**GIVEN PROBLEM**
Extract and list every line that contains the word "JSON".

**INFORMATION PROVIDED**
◆ ◆ ◆ ◆ ◆
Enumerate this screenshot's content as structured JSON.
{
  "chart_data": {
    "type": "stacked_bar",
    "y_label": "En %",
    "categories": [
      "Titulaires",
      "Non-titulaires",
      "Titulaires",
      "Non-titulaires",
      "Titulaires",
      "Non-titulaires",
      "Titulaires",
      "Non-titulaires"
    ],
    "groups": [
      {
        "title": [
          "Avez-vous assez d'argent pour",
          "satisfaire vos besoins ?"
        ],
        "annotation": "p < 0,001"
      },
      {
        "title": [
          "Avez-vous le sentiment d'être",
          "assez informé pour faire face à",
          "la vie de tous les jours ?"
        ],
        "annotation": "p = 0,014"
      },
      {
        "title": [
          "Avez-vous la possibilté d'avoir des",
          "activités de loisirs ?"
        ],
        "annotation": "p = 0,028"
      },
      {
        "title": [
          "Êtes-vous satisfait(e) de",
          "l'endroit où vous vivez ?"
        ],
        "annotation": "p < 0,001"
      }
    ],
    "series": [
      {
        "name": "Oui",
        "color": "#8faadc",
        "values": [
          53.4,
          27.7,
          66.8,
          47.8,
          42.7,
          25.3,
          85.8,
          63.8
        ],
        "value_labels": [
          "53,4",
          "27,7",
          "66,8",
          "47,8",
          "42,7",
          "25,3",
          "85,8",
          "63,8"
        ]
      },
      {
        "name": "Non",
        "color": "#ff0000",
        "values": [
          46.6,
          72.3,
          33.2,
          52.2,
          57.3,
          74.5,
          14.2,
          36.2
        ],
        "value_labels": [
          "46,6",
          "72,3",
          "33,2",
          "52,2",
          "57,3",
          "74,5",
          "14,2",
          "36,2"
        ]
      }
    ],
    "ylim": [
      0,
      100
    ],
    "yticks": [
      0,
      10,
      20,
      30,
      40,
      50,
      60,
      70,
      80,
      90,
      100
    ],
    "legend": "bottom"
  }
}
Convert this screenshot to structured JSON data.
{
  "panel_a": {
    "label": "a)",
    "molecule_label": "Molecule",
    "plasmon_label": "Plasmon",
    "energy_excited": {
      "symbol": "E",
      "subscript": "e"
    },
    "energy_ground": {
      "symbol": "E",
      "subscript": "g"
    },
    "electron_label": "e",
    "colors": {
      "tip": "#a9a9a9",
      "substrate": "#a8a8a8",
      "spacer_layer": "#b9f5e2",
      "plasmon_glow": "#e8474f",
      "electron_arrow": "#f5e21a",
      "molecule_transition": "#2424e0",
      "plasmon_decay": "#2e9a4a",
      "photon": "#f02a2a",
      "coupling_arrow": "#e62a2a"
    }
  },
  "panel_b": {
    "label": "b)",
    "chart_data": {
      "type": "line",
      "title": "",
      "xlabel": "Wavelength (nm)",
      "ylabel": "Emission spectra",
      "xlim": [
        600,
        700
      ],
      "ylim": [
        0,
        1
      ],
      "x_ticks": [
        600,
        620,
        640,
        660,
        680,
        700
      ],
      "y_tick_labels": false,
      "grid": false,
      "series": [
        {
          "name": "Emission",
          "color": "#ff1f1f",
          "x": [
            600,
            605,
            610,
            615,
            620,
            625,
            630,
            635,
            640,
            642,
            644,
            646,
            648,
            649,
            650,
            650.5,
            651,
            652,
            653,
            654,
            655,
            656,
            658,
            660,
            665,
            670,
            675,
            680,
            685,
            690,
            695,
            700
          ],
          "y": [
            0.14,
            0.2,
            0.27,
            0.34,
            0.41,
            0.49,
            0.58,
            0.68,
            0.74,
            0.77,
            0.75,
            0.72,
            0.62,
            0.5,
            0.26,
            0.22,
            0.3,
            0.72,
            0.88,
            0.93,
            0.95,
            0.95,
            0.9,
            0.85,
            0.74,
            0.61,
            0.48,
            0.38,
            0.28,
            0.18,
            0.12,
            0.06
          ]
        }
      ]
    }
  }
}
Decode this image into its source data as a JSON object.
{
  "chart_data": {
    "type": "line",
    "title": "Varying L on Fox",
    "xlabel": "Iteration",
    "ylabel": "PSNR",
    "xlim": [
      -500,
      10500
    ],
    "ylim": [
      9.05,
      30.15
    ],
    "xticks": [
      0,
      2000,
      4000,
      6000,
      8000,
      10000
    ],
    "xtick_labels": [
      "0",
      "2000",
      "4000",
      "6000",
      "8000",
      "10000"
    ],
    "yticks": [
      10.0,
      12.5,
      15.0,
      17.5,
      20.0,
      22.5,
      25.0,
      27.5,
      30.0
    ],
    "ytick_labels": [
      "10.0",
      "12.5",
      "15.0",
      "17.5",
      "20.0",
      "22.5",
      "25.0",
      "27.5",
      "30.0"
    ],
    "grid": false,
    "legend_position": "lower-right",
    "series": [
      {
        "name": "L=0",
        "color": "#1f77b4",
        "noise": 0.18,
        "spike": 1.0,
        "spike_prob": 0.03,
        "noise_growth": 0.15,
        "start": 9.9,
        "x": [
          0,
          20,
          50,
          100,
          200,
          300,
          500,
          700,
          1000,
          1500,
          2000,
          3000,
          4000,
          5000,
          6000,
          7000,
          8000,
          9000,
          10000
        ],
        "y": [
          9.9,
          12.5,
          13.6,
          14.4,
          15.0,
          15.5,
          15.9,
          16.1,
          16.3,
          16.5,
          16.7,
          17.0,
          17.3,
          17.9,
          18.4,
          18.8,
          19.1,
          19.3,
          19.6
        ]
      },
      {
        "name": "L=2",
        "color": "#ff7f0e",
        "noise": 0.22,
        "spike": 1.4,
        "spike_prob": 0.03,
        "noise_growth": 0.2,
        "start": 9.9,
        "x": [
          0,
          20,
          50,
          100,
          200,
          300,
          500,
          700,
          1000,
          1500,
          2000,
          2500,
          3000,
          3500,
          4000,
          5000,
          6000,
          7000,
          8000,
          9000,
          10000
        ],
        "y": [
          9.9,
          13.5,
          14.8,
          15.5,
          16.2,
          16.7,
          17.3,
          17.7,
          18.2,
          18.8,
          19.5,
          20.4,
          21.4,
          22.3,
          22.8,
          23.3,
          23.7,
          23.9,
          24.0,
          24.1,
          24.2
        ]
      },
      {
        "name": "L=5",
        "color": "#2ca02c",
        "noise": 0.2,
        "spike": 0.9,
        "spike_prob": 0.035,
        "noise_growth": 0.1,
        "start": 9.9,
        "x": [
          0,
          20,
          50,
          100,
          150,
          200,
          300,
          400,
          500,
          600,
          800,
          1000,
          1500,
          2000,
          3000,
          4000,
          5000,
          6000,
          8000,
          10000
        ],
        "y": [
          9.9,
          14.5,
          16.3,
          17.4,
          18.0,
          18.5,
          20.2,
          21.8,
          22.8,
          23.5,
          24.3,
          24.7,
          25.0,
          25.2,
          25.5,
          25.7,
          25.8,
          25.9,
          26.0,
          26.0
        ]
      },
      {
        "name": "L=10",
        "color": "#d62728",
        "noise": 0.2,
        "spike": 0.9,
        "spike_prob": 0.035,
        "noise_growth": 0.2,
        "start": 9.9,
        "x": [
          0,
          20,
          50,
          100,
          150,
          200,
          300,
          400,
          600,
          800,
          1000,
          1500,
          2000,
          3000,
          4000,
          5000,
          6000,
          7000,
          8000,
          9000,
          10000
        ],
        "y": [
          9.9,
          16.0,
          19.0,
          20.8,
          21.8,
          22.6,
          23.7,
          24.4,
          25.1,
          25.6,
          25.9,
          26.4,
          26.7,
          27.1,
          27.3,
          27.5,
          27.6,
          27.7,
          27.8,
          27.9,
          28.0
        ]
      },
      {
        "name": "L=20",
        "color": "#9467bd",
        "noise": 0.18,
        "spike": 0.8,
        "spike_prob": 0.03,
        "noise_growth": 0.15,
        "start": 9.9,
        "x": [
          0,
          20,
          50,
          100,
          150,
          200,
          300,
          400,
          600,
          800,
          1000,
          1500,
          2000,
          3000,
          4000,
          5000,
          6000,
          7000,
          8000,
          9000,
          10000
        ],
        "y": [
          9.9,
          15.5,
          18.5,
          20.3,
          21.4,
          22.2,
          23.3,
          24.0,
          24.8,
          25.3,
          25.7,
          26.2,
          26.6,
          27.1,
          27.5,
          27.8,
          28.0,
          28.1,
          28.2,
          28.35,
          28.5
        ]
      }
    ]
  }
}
◆ ◆ ◆ ◆ ◆
**EXERCISE RESULT**
Enumerate this screenshot's content as structured JSON.
Convert this screenshot to structured JSON data.
Decode this image into its source data as a JSON object.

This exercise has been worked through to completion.